THE PROBLEM: Could you arrange every line of the items below as a Markdown table with two columns, No. for the row number and Line for the line itself, leaving out any blank lines?
========================================
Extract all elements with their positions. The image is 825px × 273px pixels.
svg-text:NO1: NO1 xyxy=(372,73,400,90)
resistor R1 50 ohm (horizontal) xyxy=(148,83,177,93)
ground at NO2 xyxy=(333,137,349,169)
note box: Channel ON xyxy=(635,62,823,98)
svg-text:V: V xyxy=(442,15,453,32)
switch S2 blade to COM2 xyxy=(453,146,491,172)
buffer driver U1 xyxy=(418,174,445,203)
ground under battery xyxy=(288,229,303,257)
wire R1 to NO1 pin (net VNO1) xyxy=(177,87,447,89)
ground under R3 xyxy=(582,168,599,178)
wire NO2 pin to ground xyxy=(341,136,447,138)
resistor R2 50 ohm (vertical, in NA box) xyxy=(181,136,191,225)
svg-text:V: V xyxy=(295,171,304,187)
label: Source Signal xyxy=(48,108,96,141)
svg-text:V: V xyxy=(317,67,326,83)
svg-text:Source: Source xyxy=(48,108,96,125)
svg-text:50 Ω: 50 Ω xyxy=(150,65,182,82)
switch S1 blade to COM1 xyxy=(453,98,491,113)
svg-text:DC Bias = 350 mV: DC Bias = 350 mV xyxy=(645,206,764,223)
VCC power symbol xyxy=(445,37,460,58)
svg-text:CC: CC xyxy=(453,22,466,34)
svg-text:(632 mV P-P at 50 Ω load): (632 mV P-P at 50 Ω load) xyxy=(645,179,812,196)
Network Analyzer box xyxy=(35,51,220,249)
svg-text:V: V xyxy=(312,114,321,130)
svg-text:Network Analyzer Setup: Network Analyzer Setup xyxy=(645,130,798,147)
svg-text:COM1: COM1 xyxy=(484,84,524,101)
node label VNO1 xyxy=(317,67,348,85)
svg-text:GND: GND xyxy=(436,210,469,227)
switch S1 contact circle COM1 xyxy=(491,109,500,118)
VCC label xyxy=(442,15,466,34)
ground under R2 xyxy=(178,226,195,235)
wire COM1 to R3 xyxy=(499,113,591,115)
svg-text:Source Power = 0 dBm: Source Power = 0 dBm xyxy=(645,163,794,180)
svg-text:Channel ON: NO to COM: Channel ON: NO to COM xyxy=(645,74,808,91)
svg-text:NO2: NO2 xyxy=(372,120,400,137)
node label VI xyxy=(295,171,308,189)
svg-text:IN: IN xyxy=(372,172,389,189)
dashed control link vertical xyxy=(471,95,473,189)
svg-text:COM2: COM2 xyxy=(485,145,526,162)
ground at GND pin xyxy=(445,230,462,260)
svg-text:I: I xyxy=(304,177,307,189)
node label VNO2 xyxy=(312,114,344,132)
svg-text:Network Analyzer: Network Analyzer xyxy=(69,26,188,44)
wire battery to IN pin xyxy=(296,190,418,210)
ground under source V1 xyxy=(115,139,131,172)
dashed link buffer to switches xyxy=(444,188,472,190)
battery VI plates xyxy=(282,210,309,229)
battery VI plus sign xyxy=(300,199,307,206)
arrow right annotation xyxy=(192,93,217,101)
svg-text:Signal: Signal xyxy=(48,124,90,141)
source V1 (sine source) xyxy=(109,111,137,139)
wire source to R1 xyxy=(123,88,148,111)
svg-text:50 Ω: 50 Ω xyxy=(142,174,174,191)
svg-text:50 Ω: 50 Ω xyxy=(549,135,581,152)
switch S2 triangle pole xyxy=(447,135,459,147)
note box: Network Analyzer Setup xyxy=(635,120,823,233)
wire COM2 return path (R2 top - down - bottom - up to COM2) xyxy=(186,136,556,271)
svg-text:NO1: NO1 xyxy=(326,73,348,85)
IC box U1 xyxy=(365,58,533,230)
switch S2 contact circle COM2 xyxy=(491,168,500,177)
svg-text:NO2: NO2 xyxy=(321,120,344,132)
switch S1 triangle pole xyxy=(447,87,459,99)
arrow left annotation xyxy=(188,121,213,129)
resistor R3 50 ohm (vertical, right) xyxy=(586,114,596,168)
========================================
FINISHED TASK:
| No. | Line |
|---|---|
| 1 | Extract all elements with their positions. The image is 825px × 273px pixels. |
| 2 | svg-text:NO1: NO1 xyxy=(372,73,400,90) |
| 3 | resistor R1 50 ohm (horizontal) xyxy=(148,83,177,93) |
| 4 | ground at NO2 xyxy=(333,137,349,169) |
| 5 | note box: Channel ON xyxy=(635,62,823,98) |
| 6 | svg-text:V: V xyxy=(442,15,453,32) |
| 7 | switch S2 blade to COM2 xyxy=(453,146,491,172) |
| 8 | buffer driver U1 xyxy=(418,174,445,203) |
| 9 | ground under battery xyxy=(288,229,303,257) |
| 10 | wire R1 to NO1 pin (net VNO1) xyxy=(177,87,447,89) |
| 11 | ground under R3 xyxy=(582,168,599,178) |
| 12 | wire NO2 pin to ground xyxy=(341,136,447,138) |
| 13 | resistor R2 50 ohm (vertical, in NA box) xyxy=(181,136,191,225) |
| 14 | svg-text:V: V xyxy=(295,171,304,187) |
| 15 | label: Source Signal xyxy=(48,108,96,141) |
| 16 | svg-text:V: V xyxy=(317,67,326,83) |
| 17 | svg-text:Source: Source xyxy=(48,108,96,125) |
| 18 | svg-text:50 Ω: 50 Ω xyxy=(150,65,182,82) |
| 19 | switch S1 blade to COM1 xyxy=(453,98,491,113) |
| 20 | svg-text:DC Bias = 350 mV: DC Bias = 350 mV xyxy=(645,206,764,223) |
| 21 | VCC power symbol xyxy=(445,37,460,58) |
| 22 | svg-text:CC: CC xyxy=(453,22,466,34) |
| 23 | svg-text:(632 mV P-P at 50 Ω load): (632 mV P-P at 50 Ω load) xyxy=(645,179,812,196) |
| 24 | Network Analyzer box xyxy=(35,51,220,249) |
| 25 | svg-text:V: V xyxy=(312,114,321,130) |
| 26 | svg-text:Network Analyzer Setup: Network Analyzer Setup xyxy=(645,130,798,147) |
| 27 | svg-text:COM1: COM1 xyxy=(484,84,524,101) |
| 28 | node label VNO1 xyxy=(317,67,348,85) |
| 29 | svg-text:GND: GND xyxy=(436,210,469,227) |
| 30 | switch S1 contact circle COM1 xyxy=(491,109,500,118) |
| 31 | VCC label xyxy=(442,15,466,34) |
| 32 | ground under R2 xyxy=(178,226,195,235) |
| 33 | wire COM1 to R3 xyxy=(499,113,591,115) |
| 34 | svg-text:Source Power = 0 dBm: Source Power = 0 dBm xyxy=(645,163,794,180) |
| 35 | svg-text:Channel ON: NO to COM: Channel ON: NO to COM xyxy=(645,74,808,91) |
| 36 | svg-text:NO2: NO2 xyxy=(372,120,400,137) |
| 37 | node label VI xyxy=(295,171,308,189) |
| 38 | svg-text:IN: IN xyxy=(372,172,389,189) |
| 39 | dashed control link vertical xyxy=(471,95,473,189) |
| 40 | svg-text:COM2: COM2 xyxy=(485,145,526,162) |
| 41 | ground at GND pin xyxy=(445,230,462,260) |
| 42 | svg-text:I: I xyxy=(304,177,307,189) |
| 43 | node label VNO2 xyxy=(312,114,344,132) |
| 44 | svg-text:Network Analyzer: Network Analyzer xyxy=(69,26,188,44) |
| 45 | wire battery to IN pin xyxy=(296,190,418,210) |
| 46 | ground under source V1 xyxy=(115,139,131,172) |
| 47 | dashed link buffer to switches xyxy=(444,188,472,190) |
| 48 | battery VI plates xyxy=(282,210,309,229) |
| 49 | battery VI plus sign xyxy=(300,199,307,206) |
| 50 | arrow right annotation xyxy=(192,93,217,101) |
| 51 | svg-text:Signal: Signal xyxy=(48,124,90,141) |
| 52 | source V1 (sine source) xyxy=(109,111,137,139) |
| 53 | wire source to R1 xyxy=(123,88,148,111) |
| 54 | svg-text:50 Ω: 50 Ω xyxy=(142,174,174,191) |
| 55 | svg-text:50 Ω: 50 Ω xyxy=(549,135,581,152) |
| 56 | switch S2 triangle pole xyxy=(447,135,459,147) |
| 57 | note box: Network Analyzer Setup xyxy=(635,120,823,233) |
| 58 | wire COM2 return path (R2 top - down - bottom - up to COM2) xyxy=(186,136,556,271) |
| 59 | svg-text:NO1: NO1 xyxy=(326,73,348,85) |
| 60 | IC box U1 xyxy=(365,58,533,230) |
| 61 | switch S2 contact circle COM2 xyxy=(491,168,500,177) |
| 62 | svg-text:NO2: NO2 xyxy=(321,120,344,132) |
| 63 | switch S1 triangle pole xyxy=(447,87,459,99) |
| 64 | arrow left annotation xyxy=(188,121,213,129) |
| 65 | resistor R3 50 ohm (vertical, right) xyxy=(586,114,596,168) |